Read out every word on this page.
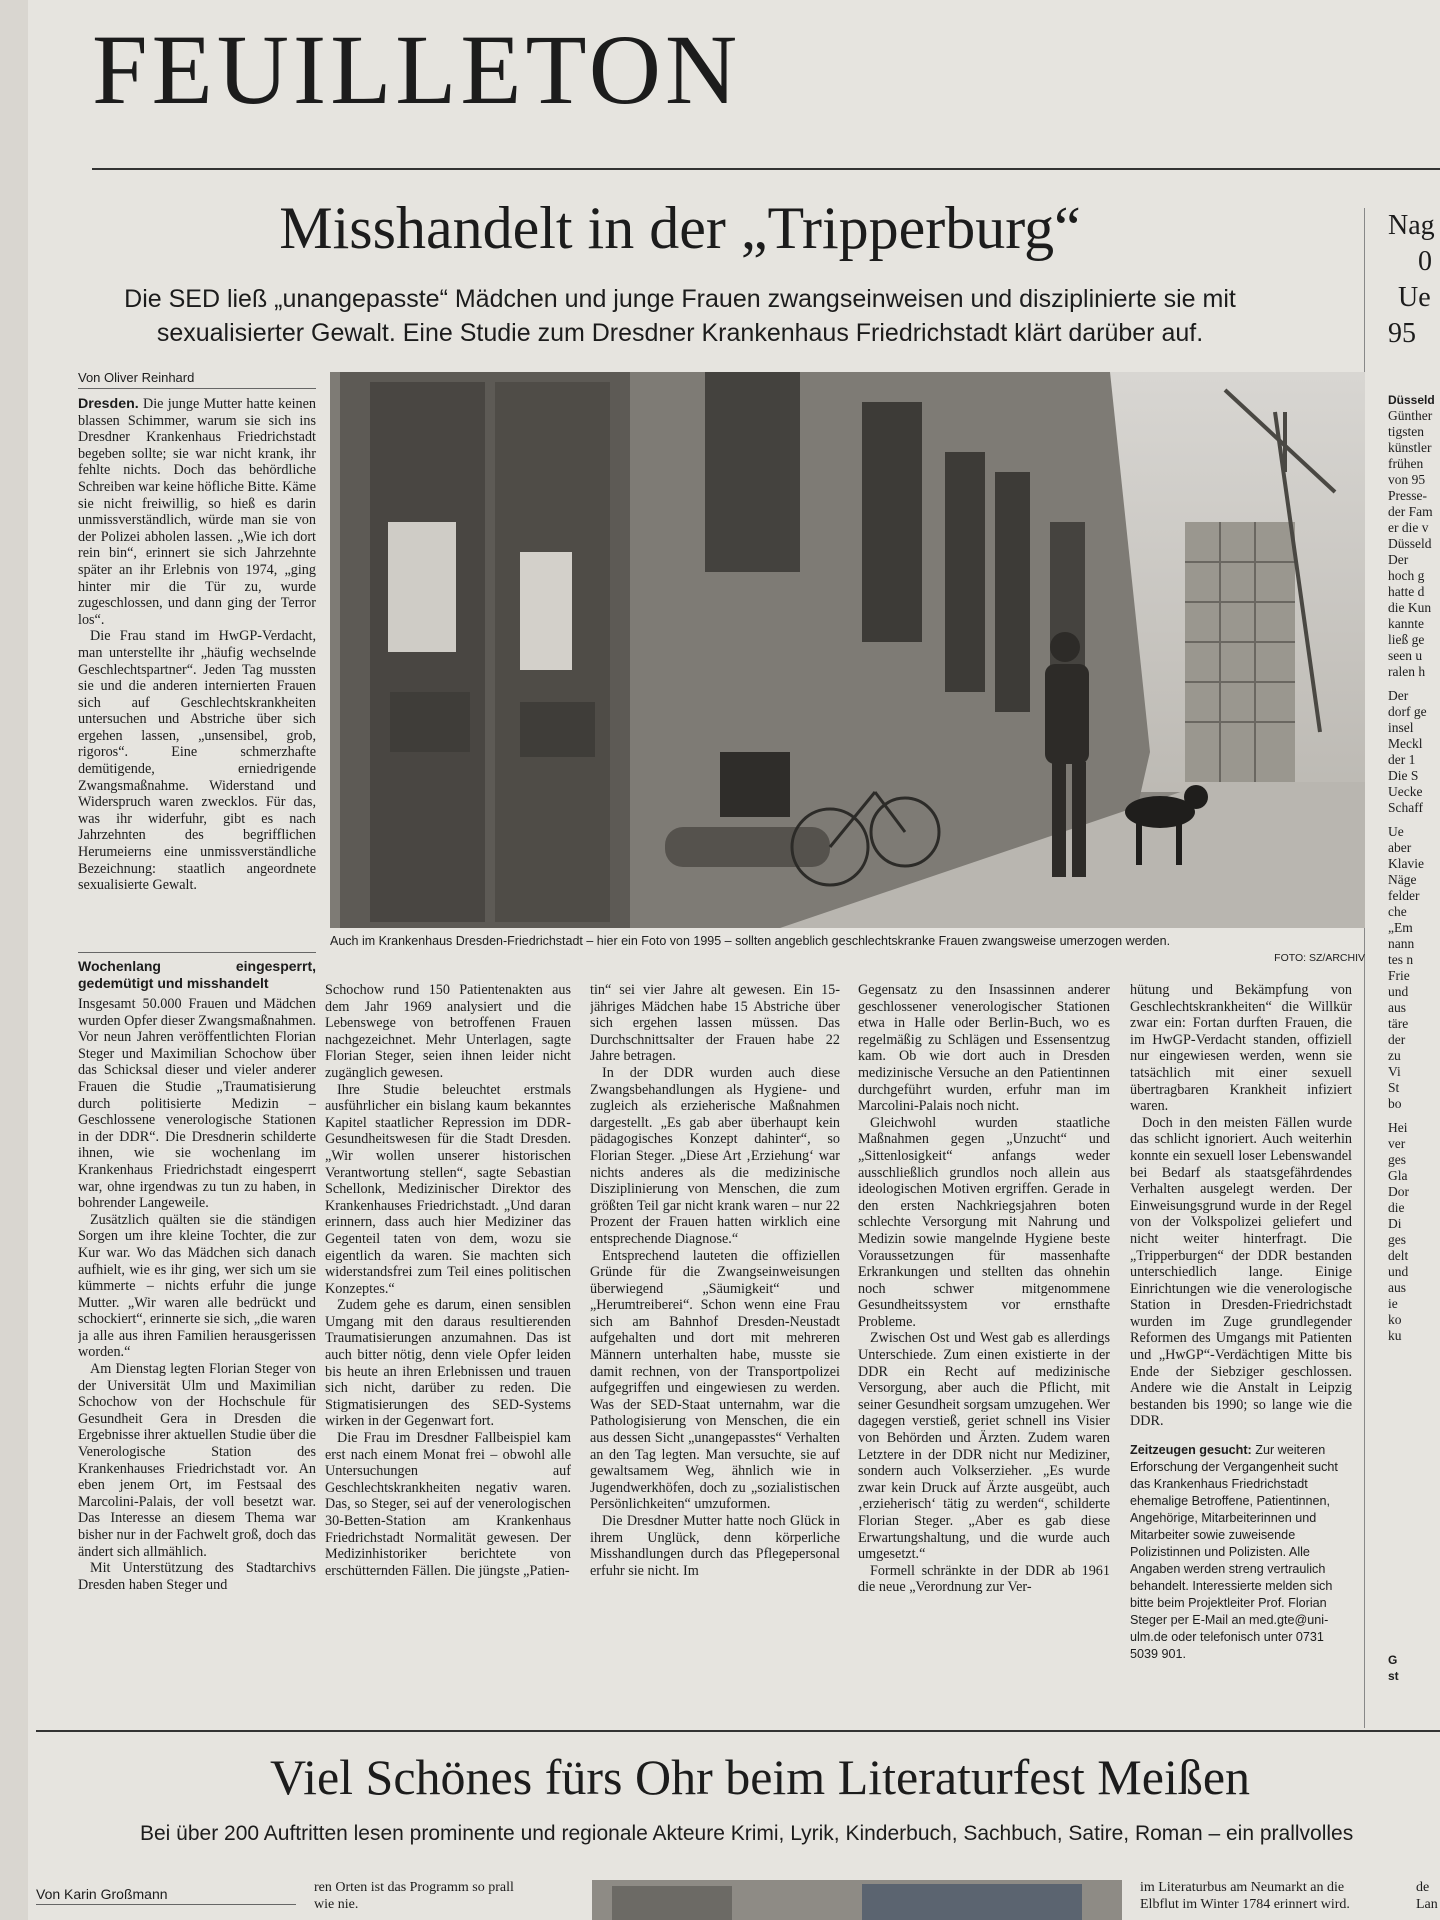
FEUILLETON
Misshandelt in der „Tripperburg“
Die SED ließ „unangepasste“ Mädchen und junge Frauen zwangseinweisen und disziplinierte sie mit sexualisierter Gewalt. Eine Studie zum Dresdner Krankenhaus Friedrichstadt klärt darüber auf.
Von Oliver Reinhard

Dresden. Die junge Mutter hatte keinen blassen Schimmer, warum sie sich ins Dresdner Krankenhaus Friedrichstadt begeben sollte; sie war nicht krank, ihr fehlte nichts. Doch das behördliche Schreiben war keine höfliche Bitte. Käme sie nicht freiwillig, so hieß es darin unmissverständlich, würde man sie von der Polizei abholen lassen. „Wie ich dort rein bin“, erinnert sie sich Jahrzehnte später an ihr Erlebnis von 1974, „ging hinter mir die Tür zu, wurde zugeschlossen, und dann ging der Terror los“.

Die Frau stand im HwGP-Verdacht, man unterstellte ihr „häufig wechselnde Geschlechtspartner“. Jeden Tag mussten sie und die anderen internierten Frauen sich auf Geschlechtskrankheiten untersuchen und Abstriche über sich ergehen lassen, „unsensibel, grob, rigoros“. Eine schmerzhafte demütigende, erniedrigende Zwangsmaßnahme. Widerstand und Widerspruch waren zwecklos. Für das, was ihr widerfuhr, gibt es nach Jahrzehnten des begrifflichen Herumeierns eine unmissverständliche Bezeichnung: staatlich angeordnete sexualisierte Gewalt.

Wochenlang eingesperrt, gedemütigt und misshandelt

Insgesamt 50.000 Frauen und Mädchen wurden Opfer dieser Zwangsmaßnahmen. Vor neun Jahren veröffentlichten Florian Steger und Maximilian Schochow über das Schicksal dieser und vieler anderer Frauen die Studie „Traumatisierung durch politisierte Medizin – Geschlossene venerologische Stationen in der DDR“. Die Dresdnerin schilderte ihnen, wie sie wochenlang im Krankenhaus Friedrichstadt eingesperrt war, ohne irgendwas zu tun zu haben, in bohrender Langeweile.

Zusätzlich quälten sie die ständigen Sorgen um ihre kleine Tochter, die zur Kur war. Wo das Mädchen sich danach aufhielt, wie es ihr ging, wer sich um sie kümmerte – nichts erfuhr die junge Mutter. „Wir waren alle bedrückt und schockiert“, erinnerte sie sich, „die waren ja alle aus ihren Familien herausgerissen worden.“

Am Dienstag legten Florian Steger von der Universität Ulm und Maximilian Schochow von der Hochschule für Gesundheit Gera in Dresden die Ergebnisse ihrer aktuellen Studie über die Venerologische Station des Krankenhauses Friedrichstadt vor. An eben jenem Ort, im Festsaal des Marcolini-Palais, der voll besetzt war. Das Interesse an diesem Thema war bisher nur in der Fachwelt groß, doch das ändert sich allmählich.

Mit Unterstützung des Stadtarchivs Dresden haben Steger und

Auch im Krankenhaus Dresden-Friedrichstadt – hier ein Foto von 1995 – sollten angeblich geschlechtskranke Frauen zwangsweise umerzogen werden.
FOTO: SZ/ARCHIV

Schochow rund 150 Patientenakten aus dem Jahr 1969 analysiert und die Lebenswege von betroffenen Frauen nachgezeichnet. Mehr Unterlagen, sagte Florian Steger, seien ihnen leider nicht zugänglich gewesen.

Ihre Studie beleuchtet erstmals ausführlicher ein bislang kaum bekanntes Kapitel staatlicher Repression im DDR-Gesundheitswesen für die Stadt Dresden. „Wir wollen unserer historischen Verantwortung stellen“, sagte Sebastian Schellonk, Medizinischer Direktor des Krankenhauses Friedrichstadt. „Und daran erinnern, dass auch hier Mediziner das Gegenteil taten von dem, wozu sie eigentlich da waren. Sie machten sich widerstandsfrei zum Teil eines politischen Konzeptes.“

Zudem gehe es darum, einen sensiblen Umgang mit den daraus resultierenden Traumatisierungen anzumahnen. Das ist auch bitter nötig, denn viele Opfer leiden bis heute an ihren Erlebnissen und trauen sich nicht, darüber zu reden. Die Stigmatisierungen des SED-Systems wirken in der Gegenwart fort.

Die Frau im Dresdner Fallbeispiel kam erst nach einem Monat frei – obwohl alle Untersuchungen auf Geschlechtskrankheiten negativ waren. Das, so Steger, sei auf der venerologischen 30-Betten-Station am Krankenhaus Friedrichstadt Normalität gewesen. Der Medizinhistoriker berichtete von erschütternden Fällen. Die jüngste „Patien-

tin“ sei vier Jahre alt gewesen. Ein 15-jähriges Mädchen habe 15 Abstriche über sich ergehen lassen müssen. Das Durchschnittsalter der Frauen habe 22 Jahre betragen.

In der DDR wurden auch diese Zwangsbehandlungen als Hygiene- und zugleich als erzieherische Maßnahmen dargestellt. „Es gab aber überhaupt kein pädagogisches Konzept dahinter“, so Florian Steger. „Diese Art ‚Erziehung‘ war nichts anderes als die medizinische Disziplinierung von Menschen, die zum größten Teil gar nicht krank waren – nur 22 Prozent der Frauen hatten wirklich eine entsprechende Diagnose.“

Entsprechend lauteten die offiziellen Gründe für die Zwangseinweisungen überwiegend „Säumigkeit“ und „Herumtreiberei“. Schon wenn eine Frau sich am Bahnhof Dresden-Neustadt aufgehalten und dort mit mehreren Männern unterhalten habe, musste sie damit rechnen, von der Transportpolizei aufgegriffen und eingewiesen zu werden. Was der SED-Staat unternahm, war die Pathologisierung von Menschen, die ein aus dessen Sicht „unangepasstes“ Verhalten an den Tag legten. Man versuchte, sie auf gewaltsamem Weg, ähnlich wie in Jugendwerkhöfen, doch zu „sozialistischen Persönlichkeiten“ umzuformen.

Die Dresdner Mutter hatte noch Glück in ihrem Unglück, denn körperliche Misshandlungen durch das Pflegepersonal erfuhr sie nicht. Im

Gegensatz zu den Insassinnen anderer geschlossener venerologischer Stationen etwa in Halle oder Berlin-Buch, wo es regelmäßig zu Schlägen und Essensentzug kam. Ob wie dort auch in Dresden medizinische Versuche an den Patientinnen durchgeführt wurden, erfuhr man im Marcolini-Palais noch nicht.

Gleichwohl wurden staatliche Maßnahmen gegen „Unzucht“ und „Sittenlosigkeit“ anfangs weder ausschließlich grundlos noch allein aus ideologischen Motiven ergriffen. Gerade in den ersten Nachkriegsjahren boten schlechte Versorgung mit Nahrung und Medizin sowie mangelnde Hygiene beste Voraussetzungen für massenhafte Erkrankungen und stellten das ohnehin noch schwer mitgenommene Gesundheitssystem vor ernsthafte Probleme.

Zwischen Ost und West gab es allerdings Unterschiede. Zum einen existierte in der DDR ein Recht auf medizinische Versorgung, aber auch die Pflicht, mit seiner Gesundheit sorgsam umzugehen. Wer dagegen verstieß, geriet schnell ins Visier von Behörden und Ärzten. Zudem waren Letztere in der DDR nicht nur Mediziner, sondern auch Volkserzieher. „Es wurde zwar kein Druck auf Ärzte ausgeübt, auch ‚erzieherisch‘ tätig zu werden“, schilderte Florian Steger. „Aber es gab diese Erwartungshaltung, und die wurde auch umgesetzt.“

Formell schränkte in der DDR ab 1961 die neue „Verordnung zur Ver-

hütung und Bekämpfung von Geschlechtskrankheiten“ die Willkür zwar ein: Fortan durften Frauen, die im HwGP-Verdacht standen, offiziell nur eingewiesen werden, wenn sie tatsächlich mit einer sexuell übertragbaren Krankheit infiziert waren.

Doch in den meisten Fällen wurde das schlicht ignoriert. Auch weiterhin konnte ein sexuell loser Lebenswandel bei Bedarf als staatsgefährdendes Verhalten ausgelegt werden. Der Einweisungsgrund wurde in der Regel von der Volkspolizei geliefert und nicht weiter hinterfragt. Die „Tripperburgen“ der DDR bestanden unterschiedlich lange. Einige Einrichtungen wie die venerologische Station in Dresden-Friedrichstadt wurden im Zuge grundlegender Reformen des Umgangs mit Patienten und „HwGP“-Verdächtigen Mitte bis Ende der Siebziger geschlossen. Andere wie die Anstalt in Leipzig bestanden bis 1990; so lange wie die DDR.

Zeitzeugen gesucht: Zur weiteren Erforschung der Vergangenheit sucht das Krankenhaus Friedrichstadt ehemalige Betroffene, Patientinnen, Angehörige, Mitarbeiterinnen und Mitarbeiter sowie zuweisende Polizistinnen und Polizisten. Alle Angaben werden streng vertraulich behandelt. Interessierte melden sich bitte beim Projektleiter Prof. Florian Steger per E-Mail an med.gte@uni-ulm.de oder telefonisch unter 0731 5039 901.
Nag
0
Ue
95
Düsseld
Günther
tigsten
künstler
frühen
von 95
Presse-
der Fam
er die v
Düsseld
Der
hoch g
hatte d
die Kun
kannte
ließ ge
seen u
ralen h
Der
dorf ge
insel
Meckl
der 1
Die S
Uecke
Schaff
Ue
aber
Klavie
Näge
felder
che
„Em
nann
tes n
Frie
und
aus
täre
der
zu
Vi
St
bo
Hei
ver
ges
Gla
Dor
die
Di
ges
delt
und
aus
ie
ko
ku
G
st
Viel Schönes fürs Ohr beim Literaturfest Meißen
Bei über 200 Auftritten lesen prominente und regionale Akteure Krimi, Lyrik, Kinderbuch, Sachbuch, Satire, Roman – ein prallvolles
Von Karin Großmann	ren Orten ist das Programm so prall
wie nie.
im Literaturbus am Neumarkt an die
Elbflut im Winter 1784 erinnert wird.
de
Lan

Exercise.
Could you copy out every line in the material above that contains the string "aber"?

Response below.
In der DDR wurden auch diese Zwangsbehandlungen als Hygiene- und zugleich als erzieherische Maßnahmen dargestellt. „Es gab aber überhaupt kein pädagogisches Konzept dahinter“, so Florian Steger. „Diese Art ‚Erziehung‘ war nichts anderes als die medizinische Disziplinierung von Menschen, die zum größten Teil gar nicht krank waren – nur 22 Prozent der Frauen hatten wirklich eine entsprechende Diagnose.“
Zwischen Ost und West gab es allerdings Unterschiede. Zum einen existierte in der DDR ein Recht auf medizinische Versorgung, aber auch die Pflicht, mit seiner Gesundheit sorgsam umzugehen. Wer dagegen verstieß, geriet schnell ins Visier von Behörden und Ärzten. Zudem waren Letztere in der DDR nicht nur Mediziner, sondern auch Volkserzieher. „Es wurde zwar kein Druck auf Ärzte ausgeübt, auch ‚erzieherisch‘ tätig zu werden“, schilderte Florian Steger. „Aber es gab diese Erwartungshaltung, und die wurde auch umgesetzt.“
aber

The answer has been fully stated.